### GIVEN PROBLEM
Pictures are not part of the copy; repeat everything else in the records exactly.

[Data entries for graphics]
:::::

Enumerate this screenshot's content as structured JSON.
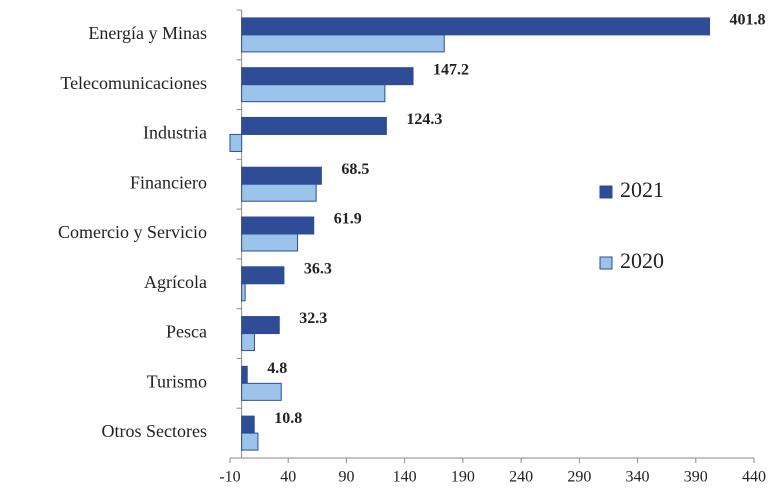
{
  "chart_data": {
    "type": "bar",
    "orientation": "horizontal",
    "categories": [
      "Energía y Minas",
      "Telecomunicaciones",
      "Industria",
      "Financiero",
      "Comercio y Servicio",
      "Agrícola",
      "Pesca",
      "Turismo",
      "Otros Sectores"
    ],
    "series": [
      {
        "name": "2021",
        "color": "#2e4d96",
        "values": [
          401.8,
          147.2,
          124.3,
          68.5,
          61.9,
          36.3,
          32.3,
          4.8,
          10.8
        ]
      },
      {
        "name": "2020",
        "color": "#9cc3ea",
        "values": [
          174,
          123,
          -10,
          64,
          48,
          3,
          11,
          34,
          14
        ]
      }
    ],
    "show_value_labels_for": "2021",
    "xlim": [
      -10,
      440
    ],
    "xticks": [
      -10,
      40,
      90,
      140,
      190,
      240,
      290,
      340,
      390,
      440
    ],
    "grid": false,
    "legend": "right"
  }
}
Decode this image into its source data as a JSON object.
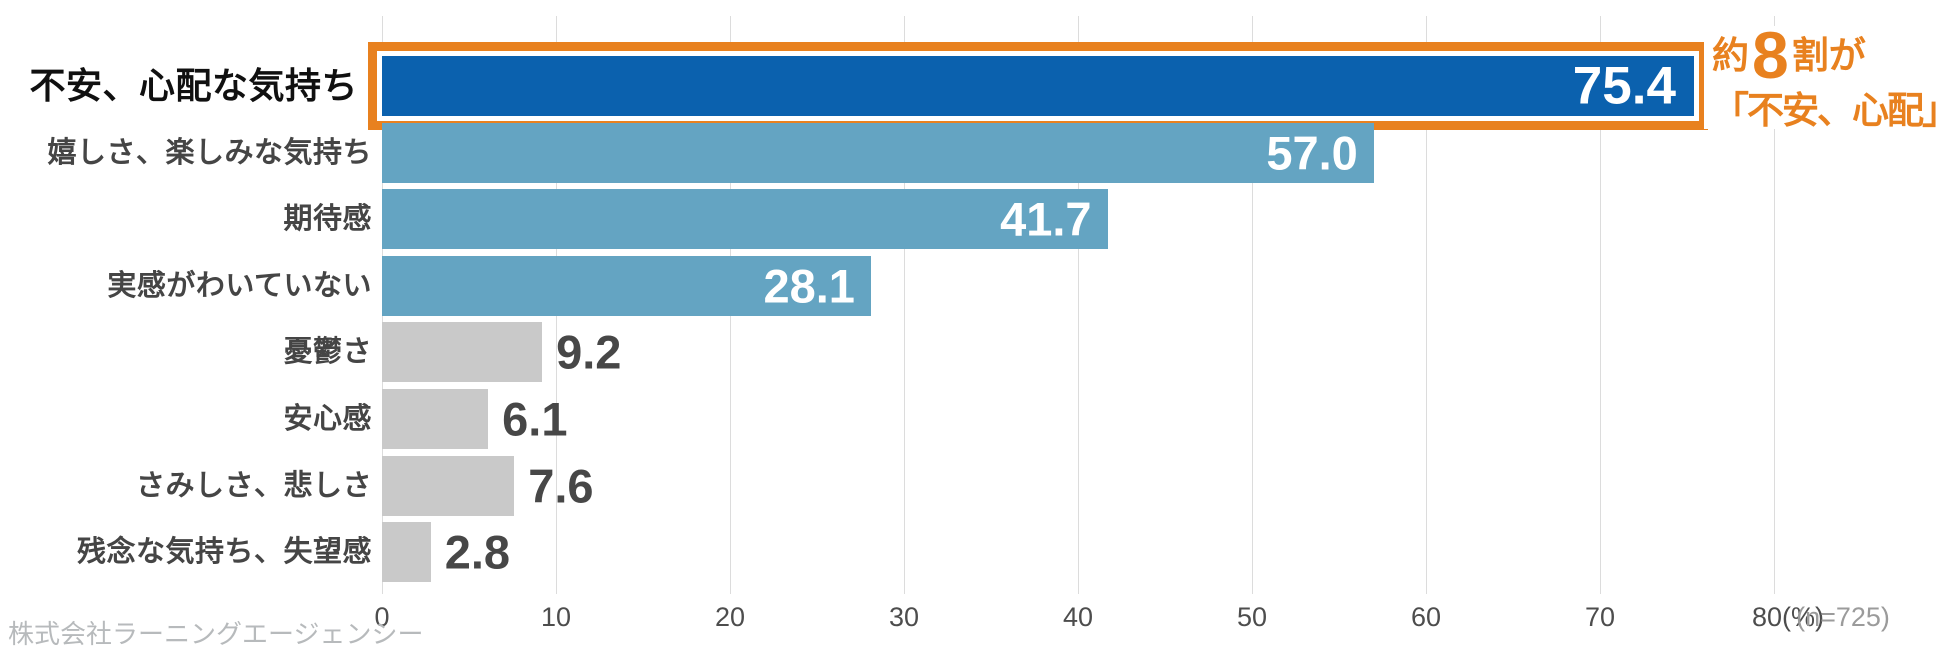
{
  "chart_data": {
    "type": "bar",
    "orientation": "horizontal",
    "categories": [
      "不安、心配な気持ち",
      "嬉しさ、楽しみな気持ち",
      "期待感",
      "実感がわいていない",
      "憂鬱さ",
      "安心感",
      "さみしさ、悲しさ",
      "残念な気持ち、失望感"
    ],
    "values": [
      75.4,
      57.0,
      41.7,
      28.1,
      9.2,
      6.1,
      7.6,
      2.8
    ],
    "value_labels": [
      "75.4",
      "57.0",
      "41.7",
      "28.1",
      "9.2",
      "6.1",
      "7.6",
      "2.8"
    ],
    "xlim": [
      0,
      80
    ],
    "x_ticks": [
      "0",
      "10",
      "20",
      "30",
      "40",
      "50",
      "60",
      "70",
      "80(%)"
    ],
    "xlabel": "(%)",
    "ylabel": "",
    "grid": "vertical-on",
    "legend": "none",
    "highlight_index": 0,
    "sample_size": "(n=725)",
    "source": "株式会社ラーニングエージェンシー",
    "annotation": "約8割が「不安、心配」"
  },
  "rows": [
    {
      "label": "不安、心配な気持ち",
      "value": "75.4",
      "type": "highlight"
    },
    {
      "label": "嬉しさ、楽しみな気持ち",
      "value": "57.0",
      "type": "blue"
    },
    {
      "label": "期待感",
      "value": "41.7",
      "type": "blue"
    },
    {
      "label": "実感がわいていない",
      "value": "28.1",
      "type": "blue"
    },
    {
      "label": "憂鬱さ",
      "value": "9.2",
      "type": "gray"
    },
    {
      "label": "安心感",
      "value": "6.1",
      "type": "gray"
    },
    {
      "label": "さみしさ、悲しさ",
      "value": "7.6",
      "type": "gray"
    },
    {
      "label": "残念な気持ち、失望感",
      "value": "2.8",
      "type": "gray"
    }
  ],
  "annotation": {
    "line1_prefix": "約",
    "line1_big": "8",
    "line1_suffix": "割が",
    "line2": "「不安、心配」"
  },
  "axis": {
    "ticks": [
      "0",
      "10",
      "20",
      "30",
      "40",
      "50",
      "60",
      "70",
      "80(%)"
    ],
    "sample_size": "(n=725)"
  },
  "footer": {
    "source": "株式会社ラーニングエージェンシー"
  },
  "colors": {
    "highlight_bar": "#0b61ae",
    "blue_bar": "#64a4c2",
    "gray_bar": "#c9c9c9",
    "accent_orange": "#e8811f",
    "value_on_bar": "#ffffff",
    "value_outside": "#474747",
    "gridline": "#dcdcdc"
  }
}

:::::

### RESULT
Enumerate this screenshot's content as structured JSON.
{
  "chart_data": {
    "type": "bar",
    "orientation": "horizontal",
    "categories": [
      "Energía y Minas",
      "Telecomunicaciones",
      "Industria",
      "Financiero",
      "Comercio y Servicio",
      "Agrícola",
      "Pesca",
      "Turismo",
      "Otros Sectores"
    ],
    "series": [
      {
        "name": "2021",
        "color": "#2e4d96",
        "values": [
          401.8,
          147.2,
          124.3,
          68.5,
          61.9,
          36.3,
          32.3,
          4.8,
          10.8
        ]
      },
      {
        "name": "2020",
        "color": "#9cc3ea",
        "values": [
          174,
          123,
          -10,
          64,
          48,
          3,
          11,
          34,
          14
        ]
      }
    ],
    "show_value_labels_for": "2021",
    "xlim": [
      -10,
      440
    ],
    "xticks": [
      -10,
      40,
      90,
      140,
      190,
      240,
      290,
      340,
      390,
      440
    ],
    "grid": false,
    "legend": "right"
  }
}
Decode this image into its source data as a JSON object.
{
  "chart_data": {
    "type": "bar",
    "orientation": "horizontal",
    "categories": [
      "不安、心配な気持ち",
      "嬉しさ、楽しみな気持ち",
      "期待感",
      "実感がわいていない",
      "憂鬱さ",
      "安心感",
      "さみしさ、悲しさ",
      "残念な気持ち、失望感"
    ],
    "values": [
      75.4,
      57.0,
      41.7,
      28.1,
      9.2,
      6.1,
      7.6,
      2.8
    ],
    "value_labels": [
      "75.4",
      "57.0",
      "41.7",
      "28.1",
      "9.2",
      "6.1",
      "7.6",
      "2.8"
    ],
    "xlim": [
      0,
      80
    ],
    "x_ticks": [
      "0",
      "10",
      "20",
      "30",
      "40",
      "50",
      "60",
      "70",
      "80(%)"
    ],
    "xlabel": "(%)",
    "ylabel": "",
    "grid": "vertical-on",
    "legend": "none",
    "highlight_index": 0,
    "sample_size": "(n=725)",
    "source": "株式会社ラーニングエージェンシー",
    "annotation": "約8割が「不安、心配」"
  },
  "rows": [
    {
      "label": "不安、心配な気持ち",
      "value": "75.4",
      "type": "highlight"
    },
    {
      "label": "嬉しさ、楽しみな気持ち",
      "value": "57.0",
      "type": "blue"
    },
    {
      "label": "期待感",
      "value": "41.7",
      "type": "blue"
    },
    {
      "label": "実感がわいていない",
      "value": "28.1",
      "type": "blue"
    },
    {
      "label": "憂鬱さ",
      "value": "9.2",
      "type": "gray"
    },
    {
      "label": "安心感",
      "value": "6.1",
      "type": "gray"
    },
    {
      "label": "さみしさ、悲しさ",
      "value": "7.6",
      "type": "gray"
    },
    {
      "label": "残念な気持ち、失望感",
      "value": "2.8",
      "type": "gray"
    }
  ],
  "annotation": {
    "line1_prefix": "約",
    "line1_big": "8",
    "line1_suffix": "割が",
    "line2": "「不安、心配」"
  },
  "axis": {
    "ticks": [
      "0",
      "10",
      "20",
      "30",
      "40",
      "50",
      "60",
      "70",
      "80(%)"
    ],
    "sample_size": "(n=725)"
  },
  "footer": {
    "source": "株式会社ラーニングエージェンシー"
  },
  "colors": {
    "highlight_bar": "#0b61ae",
    "blue_bar": "#64a4c2",
    "gray_bar": "#c9c9c9",
    "accent_orange": "#e8811f",
    "value_on_bar": "#ffffff",
    "value_outside": "#474747",
    "gridline": "#dcdcdc"
  }
}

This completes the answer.